* **To be done**: Report only the number of lines in the records that contain the word "thanh".

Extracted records
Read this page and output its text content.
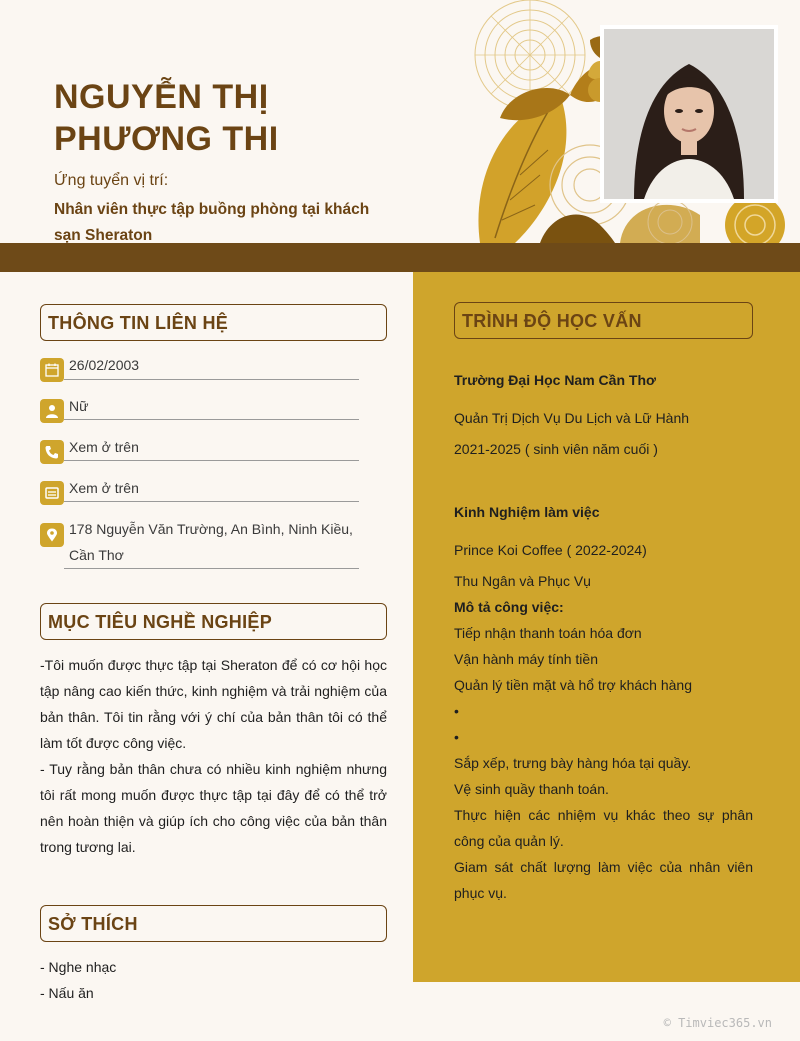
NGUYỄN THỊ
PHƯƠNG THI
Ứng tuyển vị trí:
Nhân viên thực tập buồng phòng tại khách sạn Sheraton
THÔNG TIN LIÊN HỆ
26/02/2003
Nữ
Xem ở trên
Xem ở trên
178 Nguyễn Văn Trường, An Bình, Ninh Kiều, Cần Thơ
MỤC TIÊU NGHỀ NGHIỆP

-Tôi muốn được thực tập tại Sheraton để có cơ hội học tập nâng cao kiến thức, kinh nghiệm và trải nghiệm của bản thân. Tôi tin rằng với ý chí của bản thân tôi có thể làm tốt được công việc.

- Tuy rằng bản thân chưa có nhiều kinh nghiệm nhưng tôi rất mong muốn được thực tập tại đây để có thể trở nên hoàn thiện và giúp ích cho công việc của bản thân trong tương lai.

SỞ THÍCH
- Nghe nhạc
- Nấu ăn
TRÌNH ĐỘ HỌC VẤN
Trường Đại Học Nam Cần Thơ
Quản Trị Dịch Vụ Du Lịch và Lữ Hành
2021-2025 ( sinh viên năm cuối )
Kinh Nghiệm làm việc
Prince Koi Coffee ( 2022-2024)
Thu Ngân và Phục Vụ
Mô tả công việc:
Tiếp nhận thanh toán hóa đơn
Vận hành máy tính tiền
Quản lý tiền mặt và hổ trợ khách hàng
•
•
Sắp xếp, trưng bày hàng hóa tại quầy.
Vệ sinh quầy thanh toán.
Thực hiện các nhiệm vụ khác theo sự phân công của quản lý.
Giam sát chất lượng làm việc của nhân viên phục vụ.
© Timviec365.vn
---
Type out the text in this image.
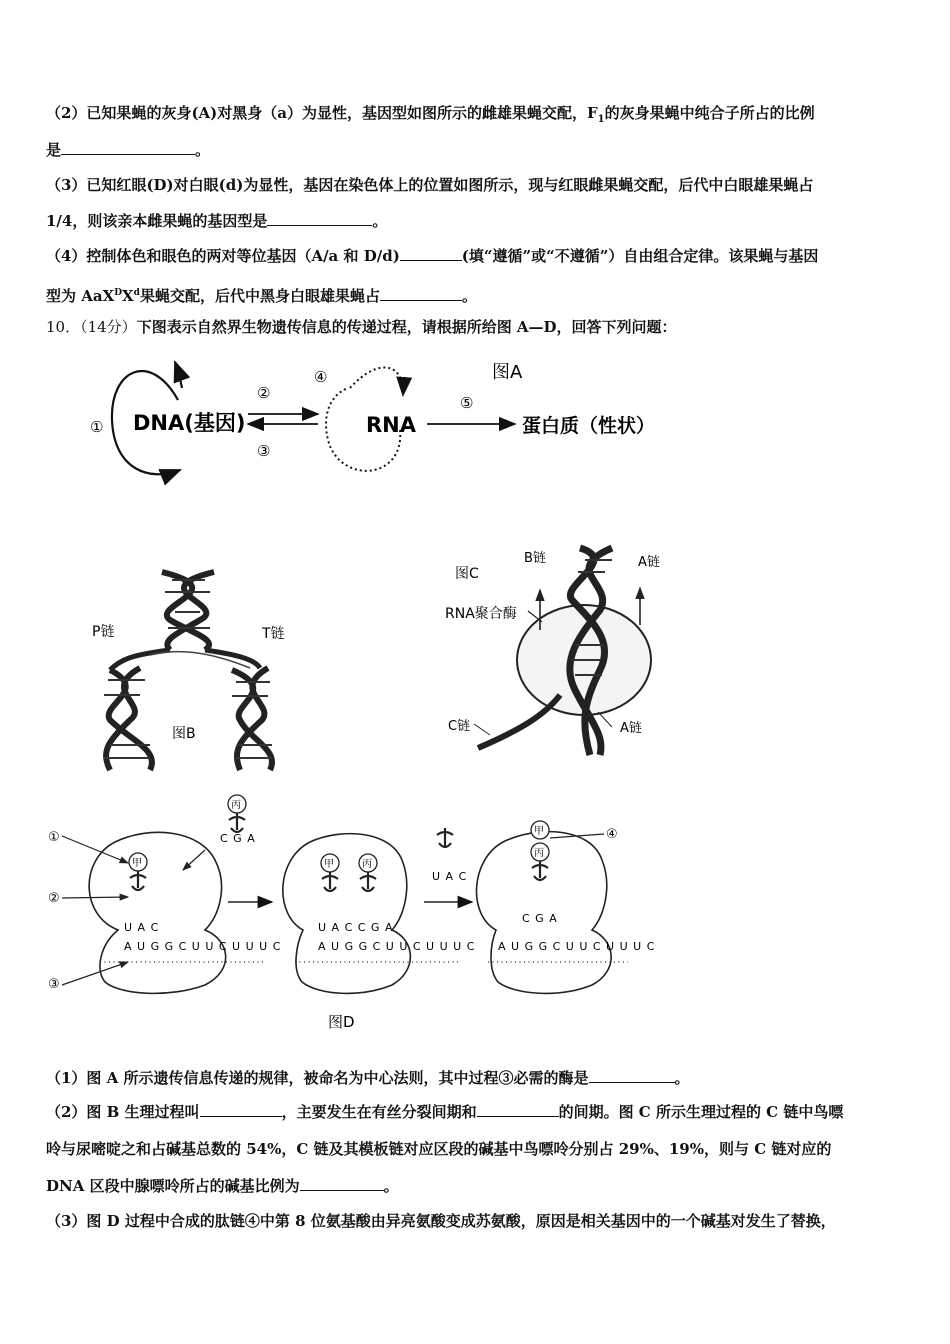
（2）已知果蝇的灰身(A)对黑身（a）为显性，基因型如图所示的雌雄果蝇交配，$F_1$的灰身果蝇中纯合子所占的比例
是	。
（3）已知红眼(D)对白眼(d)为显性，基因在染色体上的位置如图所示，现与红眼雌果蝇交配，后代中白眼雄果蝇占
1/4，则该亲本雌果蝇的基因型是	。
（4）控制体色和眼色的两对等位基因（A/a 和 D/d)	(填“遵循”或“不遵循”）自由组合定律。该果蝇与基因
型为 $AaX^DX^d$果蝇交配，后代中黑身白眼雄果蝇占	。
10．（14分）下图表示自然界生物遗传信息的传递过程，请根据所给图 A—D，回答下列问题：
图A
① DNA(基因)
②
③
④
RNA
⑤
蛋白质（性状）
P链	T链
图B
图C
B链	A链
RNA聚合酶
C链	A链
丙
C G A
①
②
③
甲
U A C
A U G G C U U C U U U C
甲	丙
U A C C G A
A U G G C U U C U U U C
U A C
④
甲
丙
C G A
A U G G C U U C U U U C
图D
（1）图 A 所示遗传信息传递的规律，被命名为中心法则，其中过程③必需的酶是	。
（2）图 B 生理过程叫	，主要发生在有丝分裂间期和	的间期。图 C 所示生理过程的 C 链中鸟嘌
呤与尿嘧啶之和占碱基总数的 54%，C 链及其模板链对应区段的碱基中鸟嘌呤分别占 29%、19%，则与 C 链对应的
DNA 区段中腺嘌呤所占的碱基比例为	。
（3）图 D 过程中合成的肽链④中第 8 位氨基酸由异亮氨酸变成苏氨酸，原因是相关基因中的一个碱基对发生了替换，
---
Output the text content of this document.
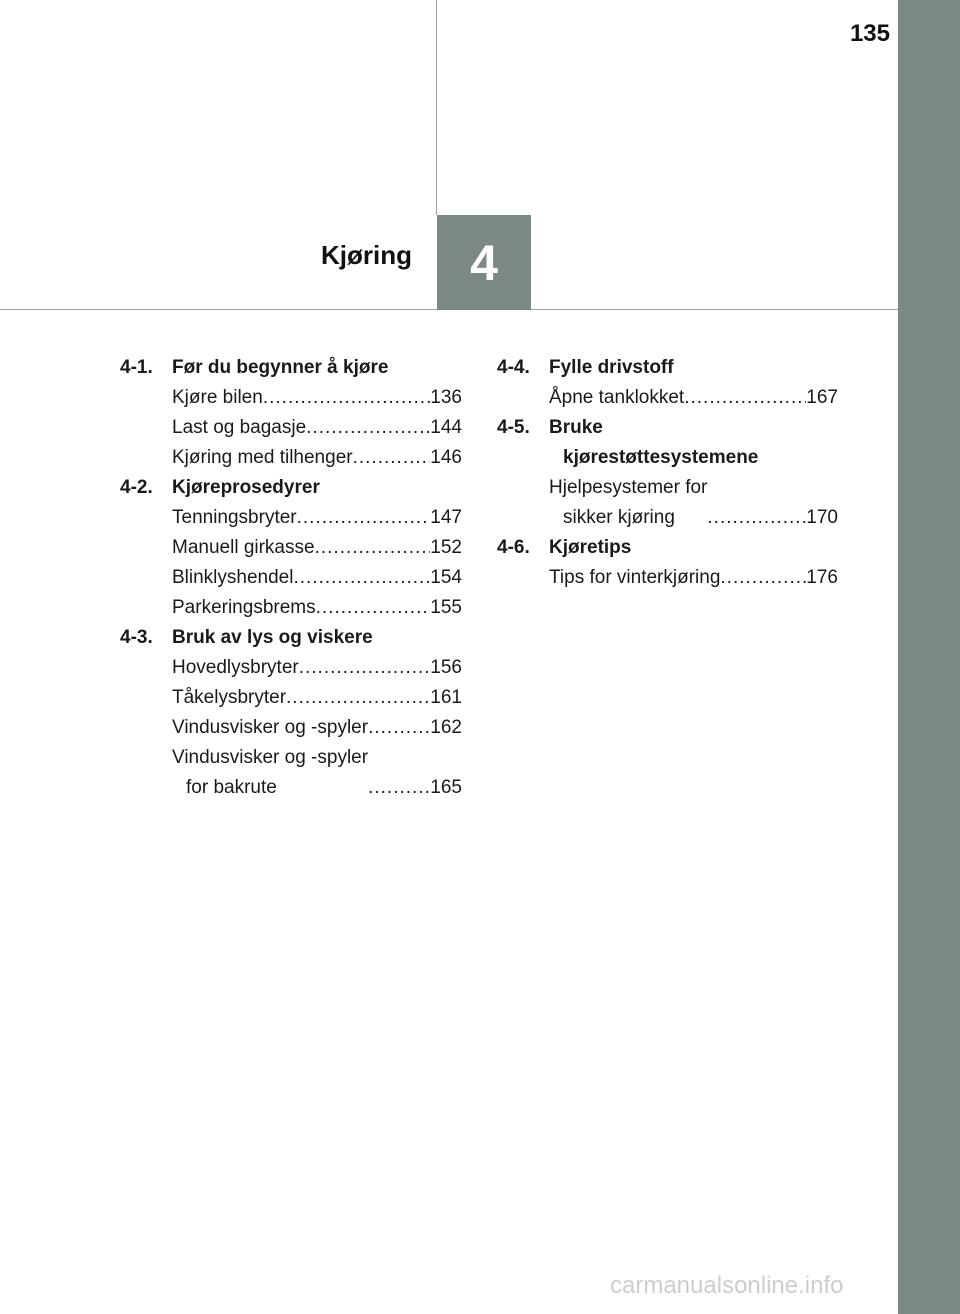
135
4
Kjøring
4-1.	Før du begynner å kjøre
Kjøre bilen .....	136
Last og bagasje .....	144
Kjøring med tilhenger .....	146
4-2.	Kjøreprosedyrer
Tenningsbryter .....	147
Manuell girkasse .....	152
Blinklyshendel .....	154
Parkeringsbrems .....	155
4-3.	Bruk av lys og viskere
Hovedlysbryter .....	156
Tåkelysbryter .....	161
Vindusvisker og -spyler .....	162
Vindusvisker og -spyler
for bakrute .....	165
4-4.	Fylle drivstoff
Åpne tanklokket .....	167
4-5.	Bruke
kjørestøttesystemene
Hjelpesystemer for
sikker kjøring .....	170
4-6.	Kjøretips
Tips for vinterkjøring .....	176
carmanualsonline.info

* **Response to this exercise**: 2